YOUR TASK: Wherever the string "JSON" appears, copy the whole line.

Source data
------------------------------------------------------------

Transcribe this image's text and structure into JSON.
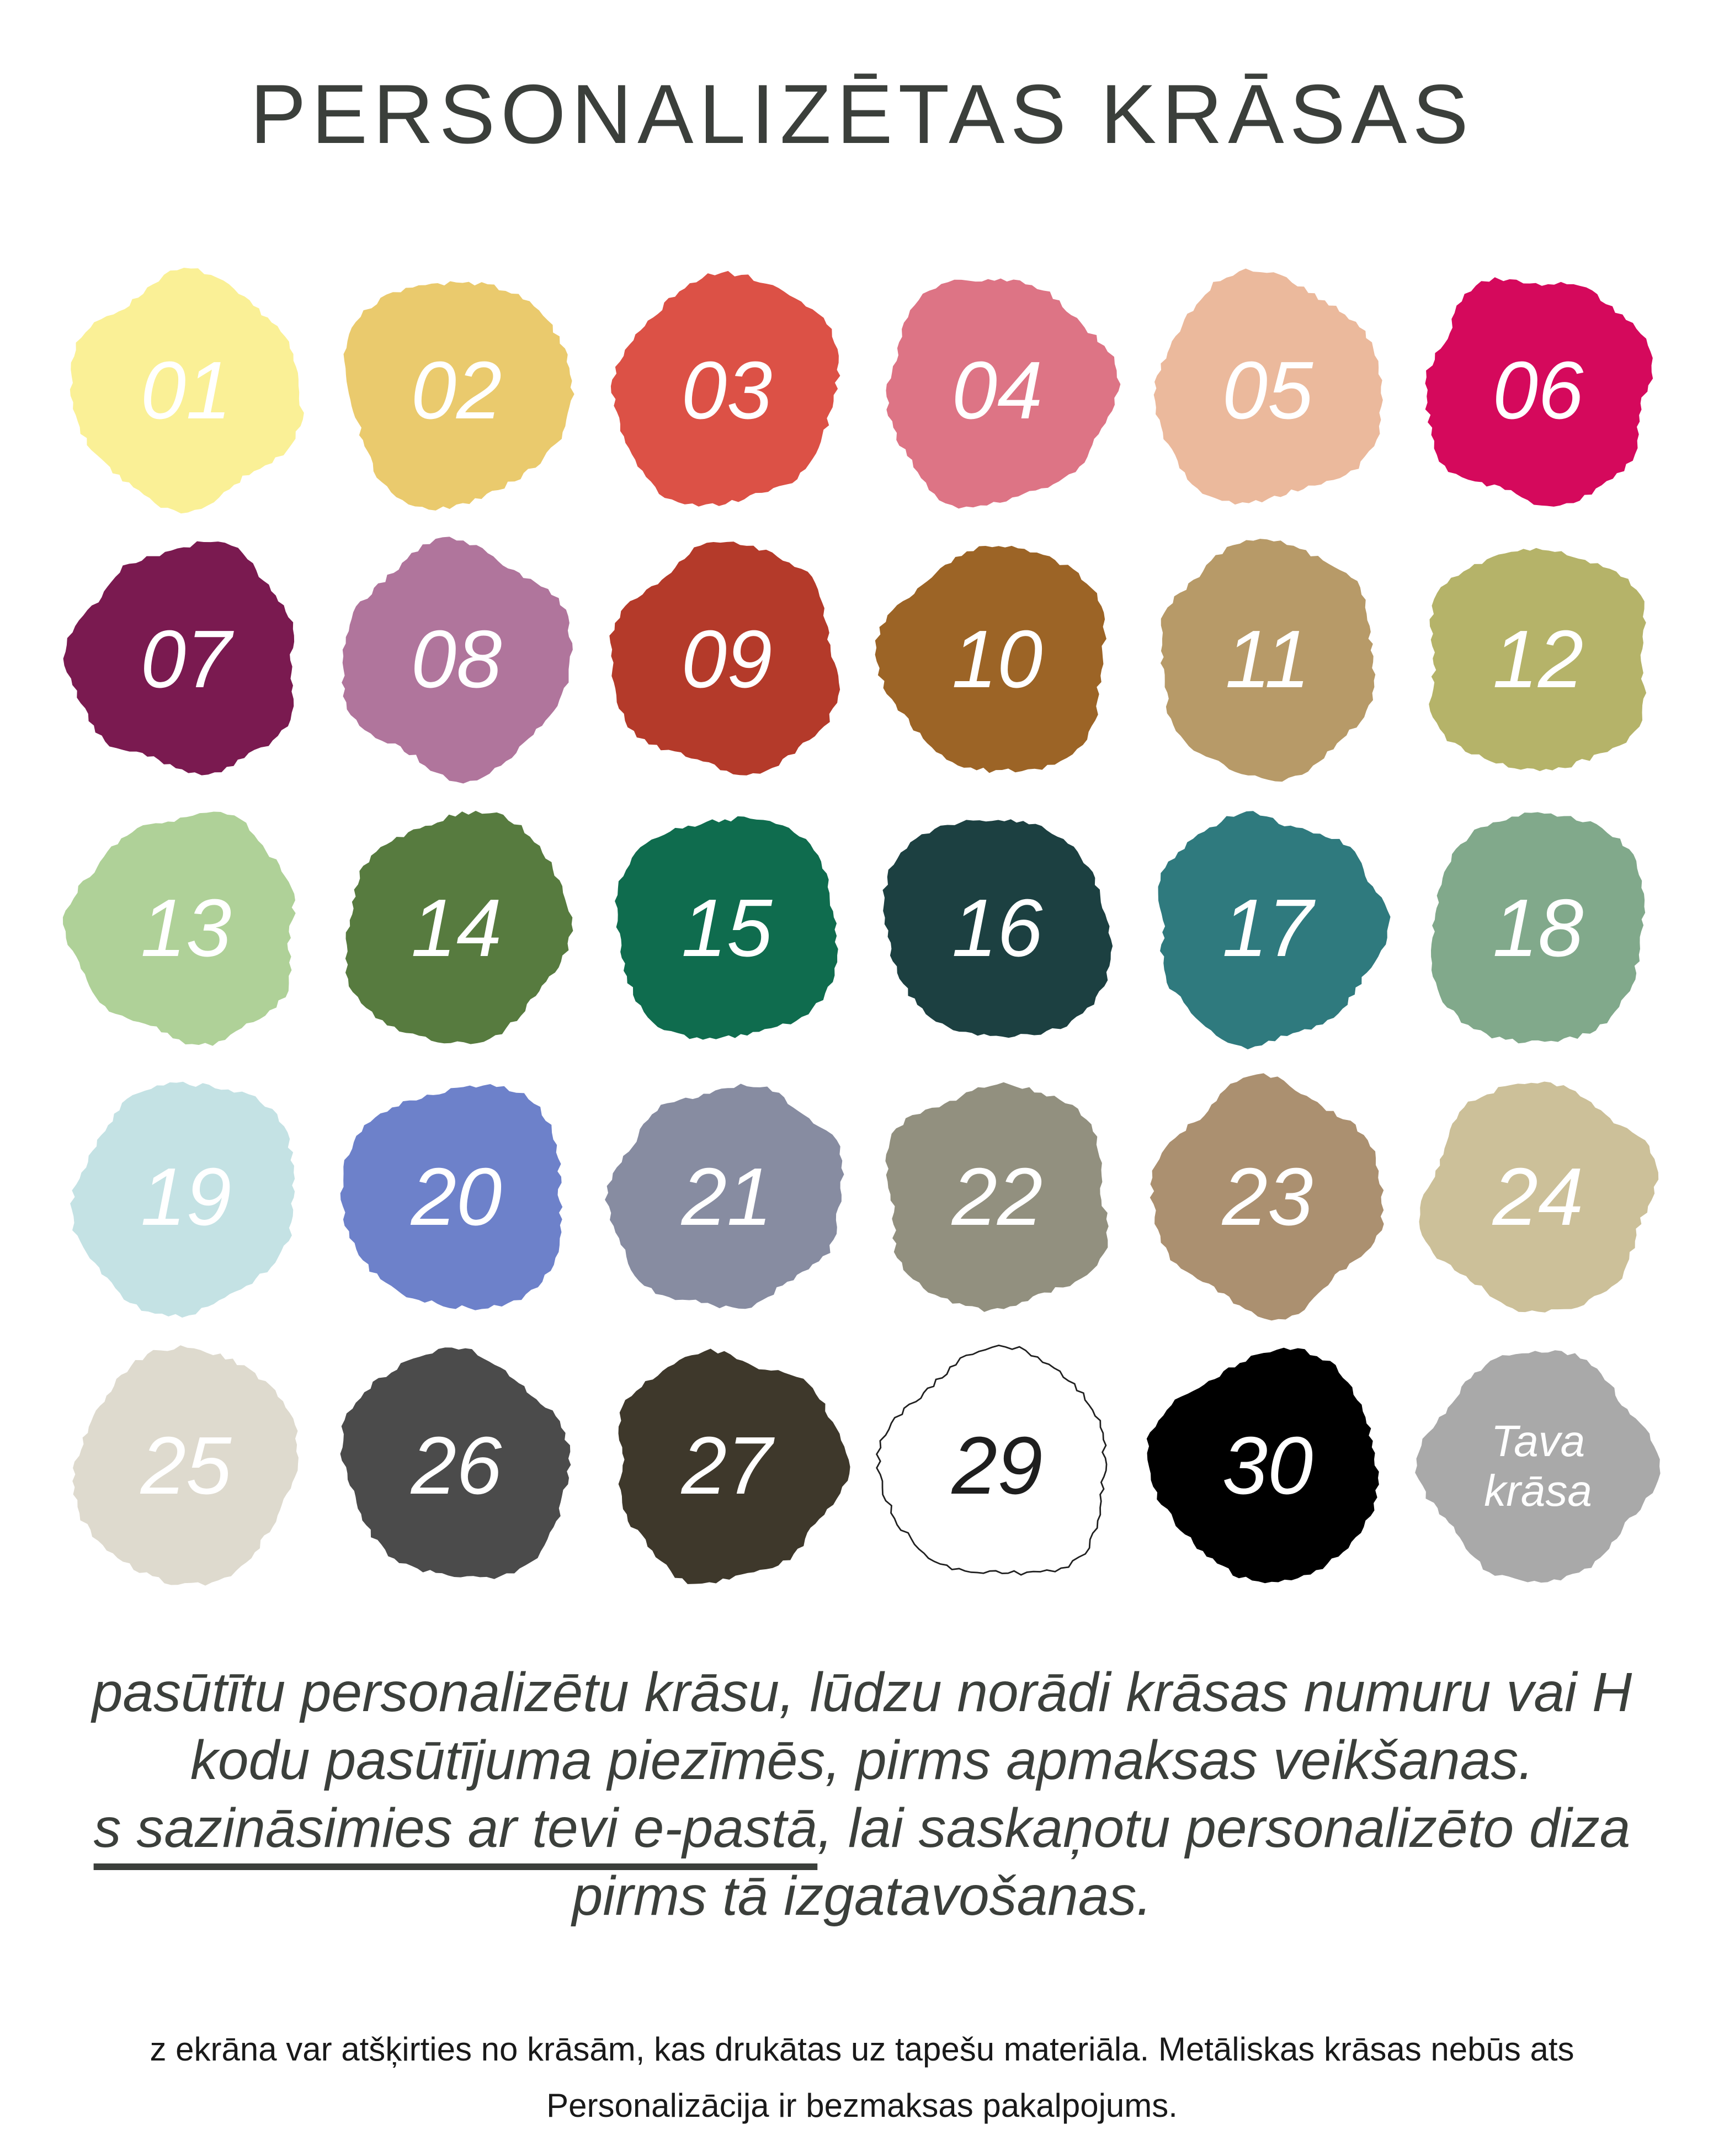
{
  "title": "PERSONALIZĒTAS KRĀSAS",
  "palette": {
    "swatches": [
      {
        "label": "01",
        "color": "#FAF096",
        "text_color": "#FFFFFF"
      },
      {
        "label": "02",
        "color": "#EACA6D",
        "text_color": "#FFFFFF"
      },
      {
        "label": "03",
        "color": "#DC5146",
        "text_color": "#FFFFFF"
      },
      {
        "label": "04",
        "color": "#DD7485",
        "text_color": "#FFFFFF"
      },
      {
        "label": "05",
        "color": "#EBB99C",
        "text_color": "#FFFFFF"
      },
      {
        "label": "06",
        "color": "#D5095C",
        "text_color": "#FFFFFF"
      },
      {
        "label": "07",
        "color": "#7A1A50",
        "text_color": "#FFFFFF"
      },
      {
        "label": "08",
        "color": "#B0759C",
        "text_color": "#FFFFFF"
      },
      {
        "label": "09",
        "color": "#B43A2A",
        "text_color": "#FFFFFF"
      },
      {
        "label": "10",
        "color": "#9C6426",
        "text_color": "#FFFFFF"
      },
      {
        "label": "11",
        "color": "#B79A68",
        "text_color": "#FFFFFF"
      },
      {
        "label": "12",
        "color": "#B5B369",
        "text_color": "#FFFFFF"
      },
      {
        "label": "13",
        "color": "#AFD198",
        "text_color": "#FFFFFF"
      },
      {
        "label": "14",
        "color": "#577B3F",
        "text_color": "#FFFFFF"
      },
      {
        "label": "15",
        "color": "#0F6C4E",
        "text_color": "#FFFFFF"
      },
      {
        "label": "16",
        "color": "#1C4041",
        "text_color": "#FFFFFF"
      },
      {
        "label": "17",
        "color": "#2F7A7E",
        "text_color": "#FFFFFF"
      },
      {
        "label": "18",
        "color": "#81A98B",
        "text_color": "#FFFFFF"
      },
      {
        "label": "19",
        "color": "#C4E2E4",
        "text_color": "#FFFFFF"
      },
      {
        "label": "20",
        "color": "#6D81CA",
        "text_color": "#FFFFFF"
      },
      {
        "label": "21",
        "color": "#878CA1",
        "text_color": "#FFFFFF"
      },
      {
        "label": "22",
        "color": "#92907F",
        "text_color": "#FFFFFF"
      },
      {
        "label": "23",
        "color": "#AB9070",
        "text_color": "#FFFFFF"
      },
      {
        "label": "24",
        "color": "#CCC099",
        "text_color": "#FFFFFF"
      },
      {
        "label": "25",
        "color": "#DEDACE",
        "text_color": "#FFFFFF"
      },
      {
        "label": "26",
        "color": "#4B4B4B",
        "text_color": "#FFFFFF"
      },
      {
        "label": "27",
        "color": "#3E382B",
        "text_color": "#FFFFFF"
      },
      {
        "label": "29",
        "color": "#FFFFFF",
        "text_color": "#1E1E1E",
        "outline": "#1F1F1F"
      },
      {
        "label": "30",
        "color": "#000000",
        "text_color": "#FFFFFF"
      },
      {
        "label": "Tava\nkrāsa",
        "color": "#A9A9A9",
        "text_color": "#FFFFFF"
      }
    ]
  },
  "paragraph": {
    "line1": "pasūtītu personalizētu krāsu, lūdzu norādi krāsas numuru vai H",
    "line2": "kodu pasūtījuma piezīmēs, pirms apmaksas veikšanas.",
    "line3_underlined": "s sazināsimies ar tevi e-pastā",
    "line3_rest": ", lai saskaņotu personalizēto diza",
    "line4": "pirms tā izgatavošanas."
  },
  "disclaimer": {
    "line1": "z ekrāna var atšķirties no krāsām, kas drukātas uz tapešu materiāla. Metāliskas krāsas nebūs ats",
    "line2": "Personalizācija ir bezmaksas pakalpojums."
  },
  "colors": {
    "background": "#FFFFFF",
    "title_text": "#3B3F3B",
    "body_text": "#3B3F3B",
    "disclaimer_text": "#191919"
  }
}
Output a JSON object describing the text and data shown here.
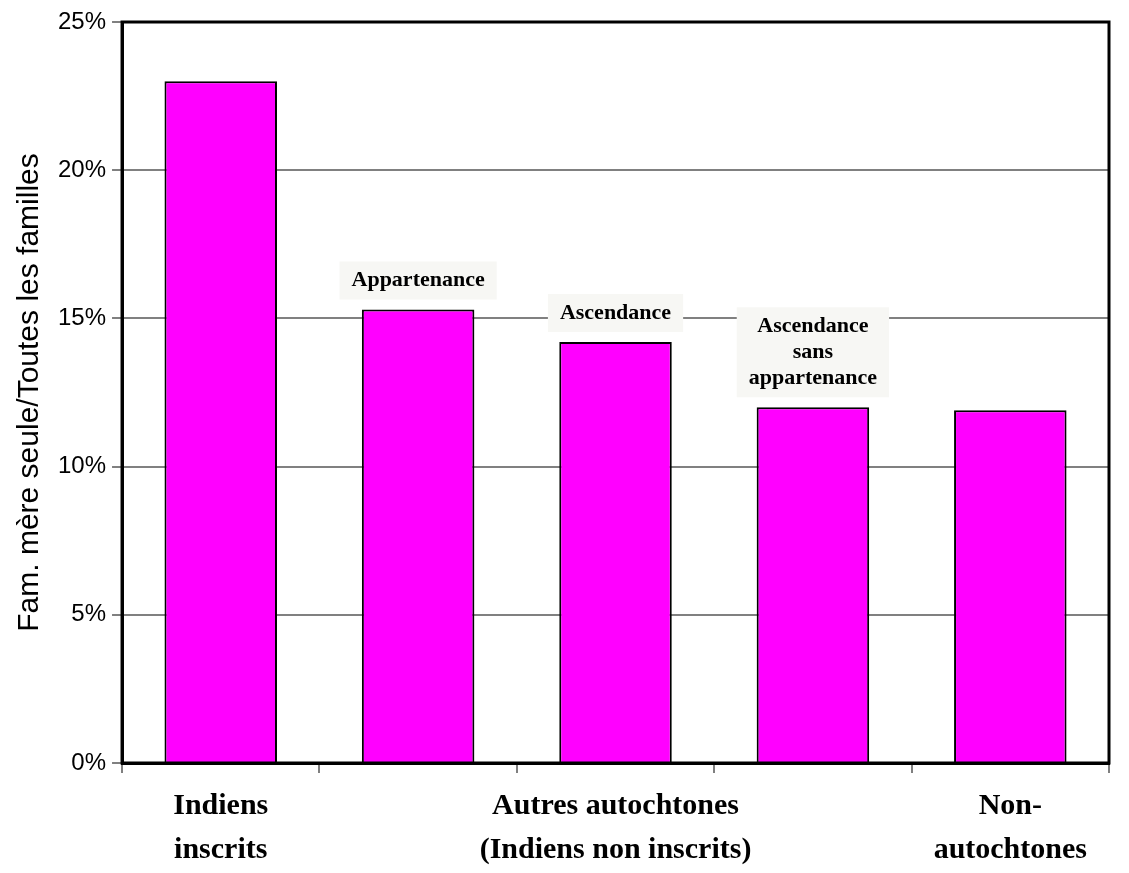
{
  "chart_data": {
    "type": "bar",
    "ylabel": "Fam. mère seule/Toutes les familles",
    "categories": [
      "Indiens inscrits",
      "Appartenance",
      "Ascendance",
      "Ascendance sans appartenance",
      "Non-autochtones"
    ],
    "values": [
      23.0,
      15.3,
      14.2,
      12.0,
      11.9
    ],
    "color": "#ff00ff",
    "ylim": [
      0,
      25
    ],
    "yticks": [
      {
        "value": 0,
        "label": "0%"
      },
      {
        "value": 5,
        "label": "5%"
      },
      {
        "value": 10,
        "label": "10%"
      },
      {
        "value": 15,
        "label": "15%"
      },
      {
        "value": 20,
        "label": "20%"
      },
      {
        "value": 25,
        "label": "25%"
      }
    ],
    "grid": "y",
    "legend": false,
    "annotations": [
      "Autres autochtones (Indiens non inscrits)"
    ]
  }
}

------------------------------------------------------------

RESPONSE:
Transcribe this image's text and structure into JSON.
Output a JSON object describing the text and data shown here.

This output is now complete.